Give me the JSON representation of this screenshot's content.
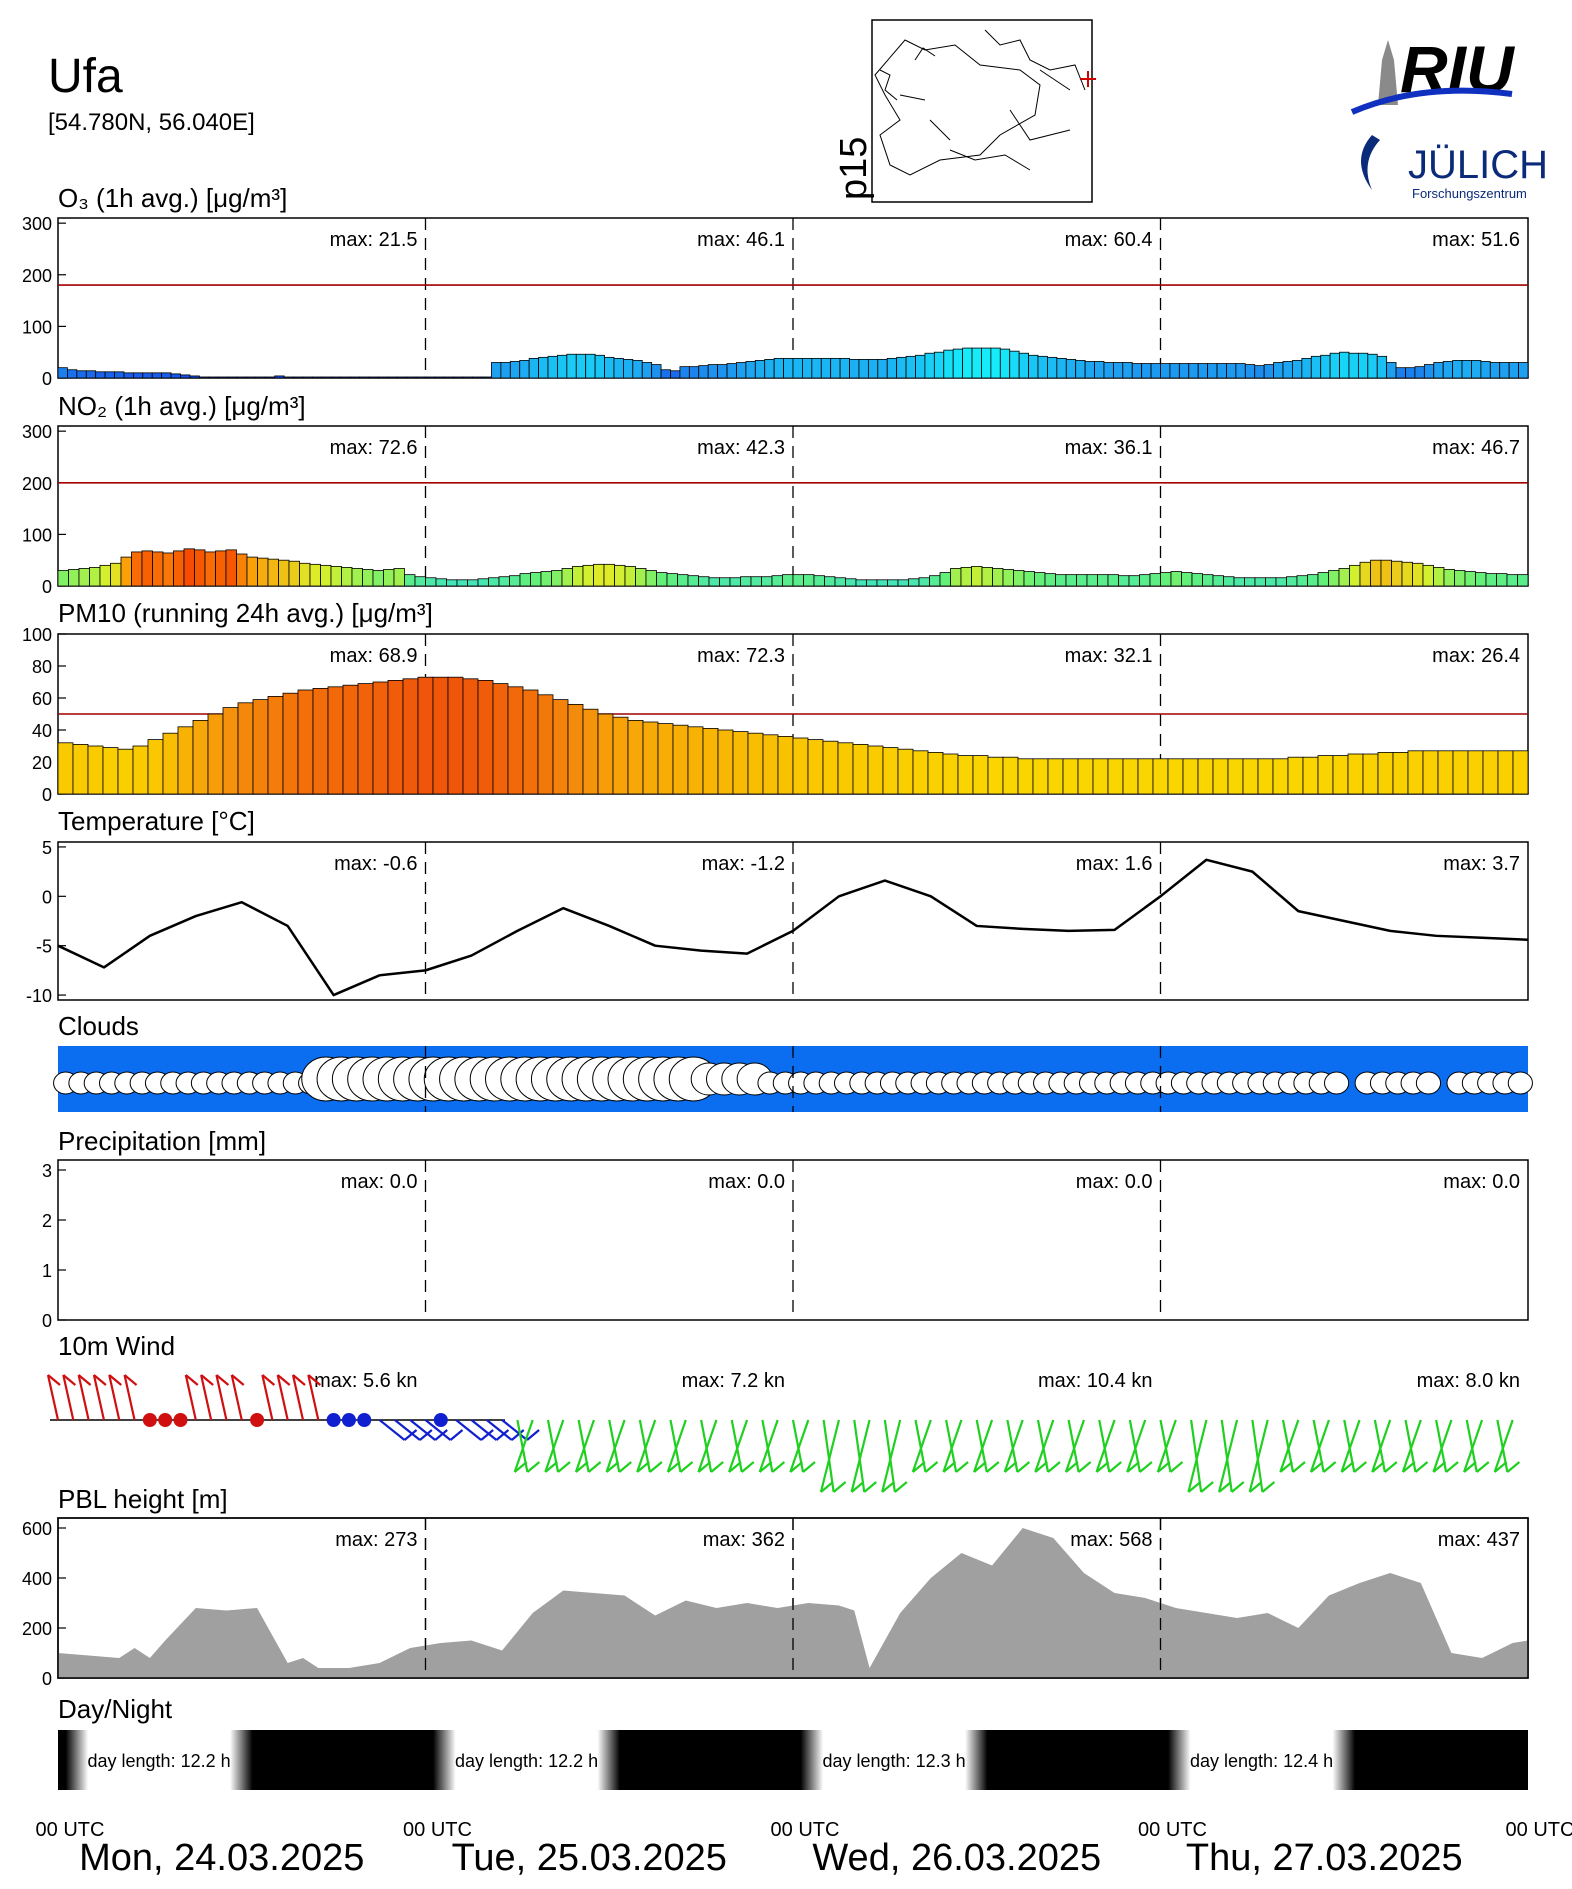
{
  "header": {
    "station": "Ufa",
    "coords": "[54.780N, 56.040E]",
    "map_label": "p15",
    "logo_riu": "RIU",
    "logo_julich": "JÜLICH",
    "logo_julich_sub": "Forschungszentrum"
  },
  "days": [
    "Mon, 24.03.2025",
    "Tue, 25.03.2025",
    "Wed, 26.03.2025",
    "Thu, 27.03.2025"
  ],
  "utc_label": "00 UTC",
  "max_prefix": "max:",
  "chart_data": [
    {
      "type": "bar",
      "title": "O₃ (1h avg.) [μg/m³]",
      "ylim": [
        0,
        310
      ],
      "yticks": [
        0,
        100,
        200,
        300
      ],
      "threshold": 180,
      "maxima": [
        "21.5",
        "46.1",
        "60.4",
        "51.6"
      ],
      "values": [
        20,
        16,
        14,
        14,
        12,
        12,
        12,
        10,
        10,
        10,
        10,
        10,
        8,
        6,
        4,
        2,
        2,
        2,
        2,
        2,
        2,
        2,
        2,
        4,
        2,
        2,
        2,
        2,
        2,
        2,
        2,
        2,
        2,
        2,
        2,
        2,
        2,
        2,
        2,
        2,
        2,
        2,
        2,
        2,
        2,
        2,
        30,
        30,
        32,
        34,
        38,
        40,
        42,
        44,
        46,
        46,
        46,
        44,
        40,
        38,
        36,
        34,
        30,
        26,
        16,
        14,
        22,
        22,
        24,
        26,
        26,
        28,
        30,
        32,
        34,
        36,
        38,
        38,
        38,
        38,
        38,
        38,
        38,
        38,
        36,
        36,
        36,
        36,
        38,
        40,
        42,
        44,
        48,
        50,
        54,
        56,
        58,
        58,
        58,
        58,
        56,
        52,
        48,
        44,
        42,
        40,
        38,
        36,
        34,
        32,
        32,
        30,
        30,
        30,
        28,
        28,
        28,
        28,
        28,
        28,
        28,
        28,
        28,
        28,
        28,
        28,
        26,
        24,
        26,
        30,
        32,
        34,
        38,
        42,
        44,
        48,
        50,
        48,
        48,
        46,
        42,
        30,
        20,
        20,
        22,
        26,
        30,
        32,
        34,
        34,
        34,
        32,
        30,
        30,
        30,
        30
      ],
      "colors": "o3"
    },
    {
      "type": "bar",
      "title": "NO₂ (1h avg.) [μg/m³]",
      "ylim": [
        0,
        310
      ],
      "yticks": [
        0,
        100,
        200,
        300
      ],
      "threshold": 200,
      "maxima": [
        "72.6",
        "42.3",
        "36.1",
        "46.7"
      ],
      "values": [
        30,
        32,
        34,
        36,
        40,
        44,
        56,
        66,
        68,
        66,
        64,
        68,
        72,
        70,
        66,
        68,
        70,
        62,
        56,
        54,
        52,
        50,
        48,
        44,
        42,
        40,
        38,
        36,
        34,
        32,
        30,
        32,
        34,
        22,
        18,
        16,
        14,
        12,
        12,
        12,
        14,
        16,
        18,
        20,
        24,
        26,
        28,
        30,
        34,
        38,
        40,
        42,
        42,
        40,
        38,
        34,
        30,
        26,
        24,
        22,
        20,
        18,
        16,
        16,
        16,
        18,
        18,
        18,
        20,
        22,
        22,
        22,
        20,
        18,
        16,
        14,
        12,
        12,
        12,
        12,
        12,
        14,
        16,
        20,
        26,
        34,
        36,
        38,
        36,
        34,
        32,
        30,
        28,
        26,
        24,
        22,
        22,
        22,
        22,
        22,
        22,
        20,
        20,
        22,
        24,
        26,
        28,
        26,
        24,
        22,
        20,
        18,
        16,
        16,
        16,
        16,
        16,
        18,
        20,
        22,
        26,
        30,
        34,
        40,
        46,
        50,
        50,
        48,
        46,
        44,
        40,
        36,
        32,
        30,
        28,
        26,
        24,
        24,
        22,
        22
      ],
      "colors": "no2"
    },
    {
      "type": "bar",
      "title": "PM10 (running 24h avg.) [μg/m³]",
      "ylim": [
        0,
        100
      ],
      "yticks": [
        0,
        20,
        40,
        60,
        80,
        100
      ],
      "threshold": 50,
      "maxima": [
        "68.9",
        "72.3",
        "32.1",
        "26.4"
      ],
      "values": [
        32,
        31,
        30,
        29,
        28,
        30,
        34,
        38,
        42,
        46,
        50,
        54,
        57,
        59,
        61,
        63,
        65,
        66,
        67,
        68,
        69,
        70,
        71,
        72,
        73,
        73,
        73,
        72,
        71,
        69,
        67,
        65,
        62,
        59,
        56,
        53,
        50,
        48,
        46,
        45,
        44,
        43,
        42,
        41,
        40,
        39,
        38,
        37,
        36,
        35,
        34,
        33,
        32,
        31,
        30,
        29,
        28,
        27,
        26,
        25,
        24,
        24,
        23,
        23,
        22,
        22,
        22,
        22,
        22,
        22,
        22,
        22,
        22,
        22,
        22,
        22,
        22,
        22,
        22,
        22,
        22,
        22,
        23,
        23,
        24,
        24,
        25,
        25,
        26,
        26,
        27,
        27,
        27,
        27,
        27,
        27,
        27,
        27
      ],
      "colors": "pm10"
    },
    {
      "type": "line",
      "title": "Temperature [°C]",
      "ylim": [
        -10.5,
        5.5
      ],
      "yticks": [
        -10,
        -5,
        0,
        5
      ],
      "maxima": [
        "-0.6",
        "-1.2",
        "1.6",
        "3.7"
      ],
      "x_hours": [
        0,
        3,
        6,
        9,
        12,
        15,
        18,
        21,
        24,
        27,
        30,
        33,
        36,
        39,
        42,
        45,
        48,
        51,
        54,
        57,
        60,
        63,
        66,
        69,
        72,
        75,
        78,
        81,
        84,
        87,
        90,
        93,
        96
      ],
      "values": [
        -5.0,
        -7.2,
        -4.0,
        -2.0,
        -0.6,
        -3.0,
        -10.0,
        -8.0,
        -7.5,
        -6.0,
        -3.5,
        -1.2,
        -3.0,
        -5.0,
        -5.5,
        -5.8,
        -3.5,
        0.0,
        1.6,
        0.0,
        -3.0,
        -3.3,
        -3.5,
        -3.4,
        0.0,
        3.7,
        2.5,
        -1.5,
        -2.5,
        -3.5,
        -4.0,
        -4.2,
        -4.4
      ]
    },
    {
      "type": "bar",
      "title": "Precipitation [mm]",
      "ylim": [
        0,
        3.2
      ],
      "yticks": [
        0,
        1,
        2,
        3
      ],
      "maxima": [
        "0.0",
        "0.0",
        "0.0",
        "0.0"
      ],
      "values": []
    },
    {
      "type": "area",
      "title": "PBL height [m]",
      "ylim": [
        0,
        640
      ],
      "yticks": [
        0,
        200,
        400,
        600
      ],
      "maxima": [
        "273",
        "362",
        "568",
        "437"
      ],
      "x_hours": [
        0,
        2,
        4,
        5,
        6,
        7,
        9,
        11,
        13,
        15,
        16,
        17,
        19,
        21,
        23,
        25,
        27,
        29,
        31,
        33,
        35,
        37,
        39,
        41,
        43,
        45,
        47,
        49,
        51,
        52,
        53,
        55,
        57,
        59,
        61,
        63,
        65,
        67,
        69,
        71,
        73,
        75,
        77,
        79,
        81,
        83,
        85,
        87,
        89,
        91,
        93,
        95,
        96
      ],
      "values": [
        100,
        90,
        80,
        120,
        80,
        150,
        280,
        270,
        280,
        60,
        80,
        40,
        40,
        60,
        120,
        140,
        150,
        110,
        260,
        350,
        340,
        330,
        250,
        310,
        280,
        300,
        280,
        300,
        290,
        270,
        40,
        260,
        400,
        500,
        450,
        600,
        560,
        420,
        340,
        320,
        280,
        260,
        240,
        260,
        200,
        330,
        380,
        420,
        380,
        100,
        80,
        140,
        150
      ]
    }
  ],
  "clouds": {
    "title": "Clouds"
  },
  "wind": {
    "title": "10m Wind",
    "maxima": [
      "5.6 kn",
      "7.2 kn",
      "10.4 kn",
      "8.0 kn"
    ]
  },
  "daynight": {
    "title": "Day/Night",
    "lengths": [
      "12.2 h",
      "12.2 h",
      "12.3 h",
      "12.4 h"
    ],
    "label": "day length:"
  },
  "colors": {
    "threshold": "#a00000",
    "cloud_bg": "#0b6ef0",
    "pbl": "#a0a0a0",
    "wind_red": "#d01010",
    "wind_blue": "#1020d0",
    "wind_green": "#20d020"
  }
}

▬▬▬

> **EXERCISE OBJECTIVE**
Copy every line of the records above that holds the word "threshold".

> **SOLUTION TO THIS TASK**
      "threshold": 180,
      "threshold": 200,
      "threshold": 50,
    "threshold": "#a00000",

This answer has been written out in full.